*Source material:*
>>>>>
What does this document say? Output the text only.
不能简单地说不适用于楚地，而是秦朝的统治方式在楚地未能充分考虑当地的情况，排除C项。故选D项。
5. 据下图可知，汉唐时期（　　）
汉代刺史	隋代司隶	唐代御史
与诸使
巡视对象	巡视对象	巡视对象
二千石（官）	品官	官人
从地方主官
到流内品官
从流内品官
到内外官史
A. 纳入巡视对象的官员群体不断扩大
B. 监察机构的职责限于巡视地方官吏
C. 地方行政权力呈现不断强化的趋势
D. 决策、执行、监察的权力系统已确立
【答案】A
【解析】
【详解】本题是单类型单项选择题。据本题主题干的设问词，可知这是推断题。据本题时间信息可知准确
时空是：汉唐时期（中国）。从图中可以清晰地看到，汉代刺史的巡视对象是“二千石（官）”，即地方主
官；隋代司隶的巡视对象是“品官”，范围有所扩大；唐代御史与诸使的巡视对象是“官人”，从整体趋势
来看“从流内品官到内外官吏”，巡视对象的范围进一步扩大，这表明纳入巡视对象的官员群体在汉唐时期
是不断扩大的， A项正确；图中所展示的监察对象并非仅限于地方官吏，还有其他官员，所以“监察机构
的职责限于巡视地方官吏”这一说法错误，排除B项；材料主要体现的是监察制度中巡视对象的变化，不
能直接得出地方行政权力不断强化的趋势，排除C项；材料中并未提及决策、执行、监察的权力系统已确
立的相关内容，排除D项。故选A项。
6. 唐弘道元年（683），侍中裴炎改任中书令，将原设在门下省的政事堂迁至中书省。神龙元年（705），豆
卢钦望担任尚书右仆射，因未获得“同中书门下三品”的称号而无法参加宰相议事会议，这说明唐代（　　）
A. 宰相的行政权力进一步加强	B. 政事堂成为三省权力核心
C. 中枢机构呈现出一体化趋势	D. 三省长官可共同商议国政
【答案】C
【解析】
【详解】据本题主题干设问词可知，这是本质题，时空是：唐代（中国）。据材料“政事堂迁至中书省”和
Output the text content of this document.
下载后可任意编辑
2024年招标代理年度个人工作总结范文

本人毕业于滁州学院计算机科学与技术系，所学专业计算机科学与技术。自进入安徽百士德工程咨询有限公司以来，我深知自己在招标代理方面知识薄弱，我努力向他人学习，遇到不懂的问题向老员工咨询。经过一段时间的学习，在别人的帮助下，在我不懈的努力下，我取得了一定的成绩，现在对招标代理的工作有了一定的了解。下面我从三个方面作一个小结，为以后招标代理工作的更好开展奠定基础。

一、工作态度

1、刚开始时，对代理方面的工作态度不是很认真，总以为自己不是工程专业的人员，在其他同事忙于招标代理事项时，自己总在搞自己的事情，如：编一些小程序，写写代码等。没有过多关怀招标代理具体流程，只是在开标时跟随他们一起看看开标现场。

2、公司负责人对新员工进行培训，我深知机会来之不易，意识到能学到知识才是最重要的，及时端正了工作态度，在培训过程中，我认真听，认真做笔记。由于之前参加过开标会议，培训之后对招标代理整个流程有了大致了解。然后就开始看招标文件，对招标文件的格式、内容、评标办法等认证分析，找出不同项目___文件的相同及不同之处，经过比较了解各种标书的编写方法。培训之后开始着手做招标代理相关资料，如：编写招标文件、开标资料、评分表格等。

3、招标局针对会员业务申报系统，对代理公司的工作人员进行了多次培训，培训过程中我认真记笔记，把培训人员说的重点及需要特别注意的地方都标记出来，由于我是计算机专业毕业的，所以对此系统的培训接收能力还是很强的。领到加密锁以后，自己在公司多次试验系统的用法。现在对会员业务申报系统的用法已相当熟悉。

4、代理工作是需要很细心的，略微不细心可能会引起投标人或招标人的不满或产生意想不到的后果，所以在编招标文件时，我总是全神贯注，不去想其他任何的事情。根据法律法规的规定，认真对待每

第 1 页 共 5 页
<<<<<
*Exercise objective:* Output every record above exactly as it appears.

*Solution for this problem:*
What does this document say? Output the text only.
不能简单地说不适用于楚地，而是秦朝的统治方式在楚地未能充分考虑当地的情况，排除C项。故选D项。
5. 据下图可知，汉唐时期（　　）
汉代刺史	隋代司隶	唐代御史
与诸使
巡视对象	巡视对象	巡视对象
二千石（官）	品官	官人
从地方主官
到流内品官
从流内品官
到内外官史
A. 纳入巡视对象的官员群体不断扩大
B. 监察机构的职责限于巡视地方官吏
C. 地方行政权力呈现不断强化的趋势
D. 决策、执行、监察的权力系统已确立
【答案】A
【解析】
【详解】本题是单类型单项选择题。据本题主题干的设问词，可知这是推断题。据本题时间信息可知准确
时空是：汉唐时期（中国）。从图中可以清晰地看到，汉代刺史的巡视对象是“二千石（官）”，即地方主
官；隋代司隶的巡视对象是“品官”，范围有所扩大；唐代御史与诸使的巡视对象是“官人”，从整体趋势
来看“从流内品官到内外官吏”，巡视对象的范围进一步扩大，这表明纳入巡视对象的官员群体在汉唐时期
是不断扩大的， A项正确；图中所展示的监察对象并非仅限于地方官吏，还有其他官员，所以“监察机构
的职责限于巡视地方官吏”这一说法错误，排除B项；材料主要体现的是监察制度中巡视对象的变化，不
能直接得出地方行政权力不断强化的趋势，排除C项；材料中并未提及决策、执行、监察的权力系统已确
立的相关内容，排除D项。故选A项。
6. 唐弘道元年（683），侍中裴炎改任中书令，将原设在门下省的政事堂迁至中书省。神龙元年（705），豆
卢钦望担任尚书右仆射，因未获得“同中书门下三品”的称号而无法参加宰相议事会议，这说明唐代（　　）
A. 宰相的行政权力进一步加强	B. 政事堂成为三省权力核心
C. 中枢机构呈现出一体化趋势	D. 三省长官可共同商议国政
【答案】C
【解析】
【详解】据本题主题干设问词可知，这是本质题，时空是：唐代（中国）。据材料“政事堂迁至中书省”和
Output the text content of this document.
下载后可任意编辑
2024年招标代理年度个人工作总结范文

本人毕业于滁州学院计算机科学与技术系，所学专业计算机科学与技术。自进入安徽百士德工程咨询有限公司以来，我深知自己在招标代理方面知识薄弱，我努力向他人学习，遇到不懂的问题向老员工咨询。经过一段时间的学习，在别人的帮助下，在我不懈的努力下，我取得了一定的成绩，现在对招标代理的工作有了一定的了解。下面我从三个方面作一个小结，为以后招标代理工作的更好开展奠定基础。

一、工作态度

1、刚开始时，对代理方面的工作态度不是很认真，总以为自己不是工程专业的人员，在其他同事忙于招标代理事项时，自己总在搞自己的事情，如：编一些小程序，写写代码等。没有过多关怀招标代理具体流程，只是在开标时跟随他们一起看看开标现场。

2、公司负责人对新员工进行培训，我深知机会来之不易，意识到能学到知识才是最重要的，及时端正了工作态度，在培训过程中，我认真听，认真做笔记。由于之前参加过开标会议，培训之后对招标代理整个流程有了大致了解。然后就开始看招标文件，对招标文件的格式、内容、评标办法等认证分析，找出不同项目___文件的相同及不同之处，经过比较了解各种标书的编写方法。培训之后开始着手做招标代理相关资料，如：编写招标文件、开标资料、评分表格等。

3、招标局针对会员业务申报系统，对代理公司的工作人员进行了多次培训，培训过程中我认真记笔记，把培训人员说的重点及需要特别注意的地方都标记出来，由于我是计算机专业毕业的，所以对此系统的培训接收能力还是很强的。领到加密锁以后，自己在公司多次试验系统的用法。现在对会员业务申报系统的用法已相当熟悉。

4、代理工作是需要很细心的，略微不细心可能会引起投标人或招标人的不满或产生意想不到的后果，所以在编招标文件时，我总是全神贯注，不去想其他任何的事情。根据法律法规的规定，认真对待每

第 1 页 共 5 页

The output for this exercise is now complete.